— Start Working data —

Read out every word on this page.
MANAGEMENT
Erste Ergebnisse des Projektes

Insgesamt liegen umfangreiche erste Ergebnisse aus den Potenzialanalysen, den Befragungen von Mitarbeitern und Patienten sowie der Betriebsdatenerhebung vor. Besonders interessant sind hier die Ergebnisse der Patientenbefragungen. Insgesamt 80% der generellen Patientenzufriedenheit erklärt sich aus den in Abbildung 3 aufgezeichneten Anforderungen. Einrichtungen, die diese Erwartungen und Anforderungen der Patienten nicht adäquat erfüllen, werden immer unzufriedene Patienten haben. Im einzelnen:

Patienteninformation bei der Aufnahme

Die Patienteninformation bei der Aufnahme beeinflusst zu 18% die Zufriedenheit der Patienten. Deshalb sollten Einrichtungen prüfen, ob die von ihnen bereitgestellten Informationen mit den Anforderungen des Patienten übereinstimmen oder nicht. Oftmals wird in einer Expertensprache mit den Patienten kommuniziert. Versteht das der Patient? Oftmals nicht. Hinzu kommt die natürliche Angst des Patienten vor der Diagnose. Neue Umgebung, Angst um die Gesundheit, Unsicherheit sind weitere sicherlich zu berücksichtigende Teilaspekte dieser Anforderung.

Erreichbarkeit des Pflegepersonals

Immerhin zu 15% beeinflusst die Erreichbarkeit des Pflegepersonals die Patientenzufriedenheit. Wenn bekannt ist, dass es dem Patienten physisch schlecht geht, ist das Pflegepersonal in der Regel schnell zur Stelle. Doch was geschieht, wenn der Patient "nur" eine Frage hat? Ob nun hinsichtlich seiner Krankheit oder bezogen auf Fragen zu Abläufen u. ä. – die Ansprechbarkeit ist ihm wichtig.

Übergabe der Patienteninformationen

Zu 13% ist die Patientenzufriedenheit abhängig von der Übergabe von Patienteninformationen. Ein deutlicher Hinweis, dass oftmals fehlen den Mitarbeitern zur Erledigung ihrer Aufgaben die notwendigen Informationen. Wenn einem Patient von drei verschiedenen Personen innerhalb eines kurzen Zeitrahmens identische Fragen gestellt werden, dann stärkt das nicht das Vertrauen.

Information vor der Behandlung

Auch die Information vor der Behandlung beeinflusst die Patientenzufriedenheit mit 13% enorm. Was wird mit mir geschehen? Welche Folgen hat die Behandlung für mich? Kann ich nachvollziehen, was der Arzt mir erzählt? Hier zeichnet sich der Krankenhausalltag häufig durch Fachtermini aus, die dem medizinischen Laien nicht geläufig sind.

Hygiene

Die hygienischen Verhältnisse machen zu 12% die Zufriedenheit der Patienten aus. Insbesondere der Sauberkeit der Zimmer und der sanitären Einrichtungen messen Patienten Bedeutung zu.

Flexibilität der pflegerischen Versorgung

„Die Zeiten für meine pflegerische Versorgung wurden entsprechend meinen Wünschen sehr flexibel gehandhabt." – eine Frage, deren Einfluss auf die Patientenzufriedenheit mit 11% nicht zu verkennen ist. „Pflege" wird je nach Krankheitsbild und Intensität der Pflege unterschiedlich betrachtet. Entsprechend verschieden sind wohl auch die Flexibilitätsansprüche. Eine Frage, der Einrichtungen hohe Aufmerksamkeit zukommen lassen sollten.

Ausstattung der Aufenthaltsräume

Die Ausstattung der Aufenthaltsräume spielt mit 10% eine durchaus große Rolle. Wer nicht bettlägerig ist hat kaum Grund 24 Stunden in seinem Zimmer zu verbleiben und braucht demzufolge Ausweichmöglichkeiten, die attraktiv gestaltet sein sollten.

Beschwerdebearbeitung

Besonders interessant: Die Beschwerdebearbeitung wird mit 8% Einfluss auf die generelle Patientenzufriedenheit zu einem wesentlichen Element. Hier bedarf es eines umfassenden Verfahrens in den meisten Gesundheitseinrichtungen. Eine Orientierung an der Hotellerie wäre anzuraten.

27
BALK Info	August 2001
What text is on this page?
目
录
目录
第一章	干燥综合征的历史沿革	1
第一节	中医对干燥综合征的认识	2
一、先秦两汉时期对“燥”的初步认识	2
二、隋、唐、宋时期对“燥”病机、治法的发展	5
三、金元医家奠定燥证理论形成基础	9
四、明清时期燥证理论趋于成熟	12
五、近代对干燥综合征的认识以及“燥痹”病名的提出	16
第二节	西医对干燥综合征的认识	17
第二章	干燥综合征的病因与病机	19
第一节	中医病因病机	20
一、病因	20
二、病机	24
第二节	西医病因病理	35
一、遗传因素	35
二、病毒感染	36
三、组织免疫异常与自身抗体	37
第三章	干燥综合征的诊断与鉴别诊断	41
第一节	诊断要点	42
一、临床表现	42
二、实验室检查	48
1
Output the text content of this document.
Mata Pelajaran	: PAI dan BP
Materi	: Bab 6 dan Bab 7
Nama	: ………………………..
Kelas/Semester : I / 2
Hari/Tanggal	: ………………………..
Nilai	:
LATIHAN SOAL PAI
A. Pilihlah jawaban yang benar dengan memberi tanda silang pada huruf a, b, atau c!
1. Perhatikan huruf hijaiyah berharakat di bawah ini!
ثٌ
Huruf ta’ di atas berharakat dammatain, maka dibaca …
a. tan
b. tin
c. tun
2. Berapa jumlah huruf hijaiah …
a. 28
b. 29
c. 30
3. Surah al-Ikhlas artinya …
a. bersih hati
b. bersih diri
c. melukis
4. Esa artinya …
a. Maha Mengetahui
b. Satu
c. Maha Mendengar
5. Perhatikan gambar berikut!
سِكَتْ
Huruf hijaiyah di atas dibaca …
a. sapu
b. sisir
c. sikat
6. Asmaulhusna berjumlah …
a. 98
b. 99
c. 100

— End Working data —

# What is being asked
Extract each line holding the string "Pflegepersonals".

# Task output
Erreichbarkeit des Pflegepersonals
Immerhin zu 15% beeinflusst die Erreichbarkeit des Pflegepersonals die Patientenzufriedenheit. Wenn bekannt ist, dass es dem Patienten physisch schlecht geht, ist das Pflegepersonal in der Regel schnell zur Stelle. Doch was geschieht, wenn der Patient "nur" eine Frage hat? Ob nun hinsichtlich seiner Krankheit oder bezogen auf Fragen zu Abläufen u. ä. – die Ansprechbarkeit ist ihm wichtig.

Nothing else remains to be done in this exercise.